* What to work on: Exactly as written, print each record in the listing.

---*---

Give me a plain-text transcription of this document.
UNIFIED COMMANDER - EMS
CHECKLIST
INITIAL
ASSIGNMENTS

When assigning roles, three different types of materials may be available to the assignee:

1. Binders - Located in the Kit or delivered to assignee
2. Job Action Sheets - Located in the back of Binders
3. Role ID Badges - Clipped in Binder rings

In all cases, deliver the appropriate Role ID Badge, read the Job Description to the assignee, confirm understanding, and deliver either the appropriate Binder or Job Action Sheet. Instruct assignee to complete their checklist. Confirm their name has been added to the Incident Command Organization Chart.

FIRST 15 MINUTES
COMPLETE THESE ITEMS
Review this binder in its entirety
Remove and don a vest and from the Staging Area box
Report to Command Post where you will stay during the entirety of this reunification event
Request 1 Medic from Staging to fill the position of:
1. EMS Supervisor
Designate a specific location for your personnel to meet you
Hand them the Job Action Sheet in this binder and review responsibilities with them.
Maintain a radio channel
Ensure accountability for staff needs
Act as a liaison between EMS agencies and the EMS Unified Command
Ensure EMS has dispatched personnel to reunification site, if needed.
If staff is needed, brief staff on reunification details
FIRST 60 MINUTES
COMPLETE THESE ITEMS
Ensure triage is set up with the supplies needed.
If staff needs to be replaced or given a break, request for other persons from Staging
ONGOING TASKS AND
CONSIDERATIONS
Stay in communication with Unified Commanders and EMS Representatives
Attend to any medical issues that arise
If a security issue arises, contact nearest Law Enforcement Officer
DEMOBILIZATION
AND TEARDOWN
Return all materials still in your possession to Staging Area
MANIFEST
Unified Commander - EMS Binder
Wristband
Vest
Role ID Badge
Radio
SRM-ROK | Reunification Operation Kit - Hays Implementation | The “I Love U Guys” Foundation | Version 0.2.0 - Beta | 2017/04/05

---*---

* Solution to the exercise:
Give me a plain-text transcription of this document.
UNIFIED COMMANDER - EMS
CHECKLIST
INITIAL
ASSIGNMENTS

When assigning roles, three different types of materials may be available to the assignee:

1. Binders - Located in the Kit or delivered to assignee
2. Job Action Sheets - Located in the back of Binders
3. Role ID Badges - Clipped in Binder rings

In all cases, deliver the appropriate Role ID Badge, read the Job Description to the assignee, confirm understanding, and deliver either the appropriate Binder or Job Action Sheet. Instruct assignee to complete their checklist. Confirm their name has been added to the Incident Command Organization Chart.

FIRST 15 MINUTES
COMPLETE THESE ITEMS
Review this binder in its entirety
Remove and don a vest and from the Staging Area box
Report to Command Post where you will stay during the entirety of this reunification event
Request 1 Medic from Staging to fill the position of:
1. EMS Supervisor
Designate a specific location for your personnel to meet you
Hand them the Job Action Sheet in this binder and review responsibilities with them.
Maintain a radio channel
Ensure accountability for staff needs
Act as a liaison between EMS agencies and the EMS Unified Command
Ensure EMS has dispatched personnel to reunification site, if needed.
If staff is needed, brief staff on reunification details
FIRST 60 MINUTES
COMPLETE THESE ITEMS
Ensure triage is set up with the supplies needed.
If staff needs to be replaced or given a break, request for other persons from Staging
ONGOING TASKS AND
CONSIDERATIONS
Stay in communication with Unified Commanders and EMS Representatives
Attend to any medical issues that arise
If a security issue arises, contact nearest Law Enforcement Officer
DEMOBILIZATION
AND TEARDOWN
Return all materials still in your possession to Staging Area
MANIFEST
Unified Commander - EMS Binder
Wristband
Vest
Role ID Badge
Radio
SRM-ROK | Reunification Operation Kit - Hays Implementation | The “I Love U Guys” Foundation | Version 0.2.0 - Beta | 2017/04/05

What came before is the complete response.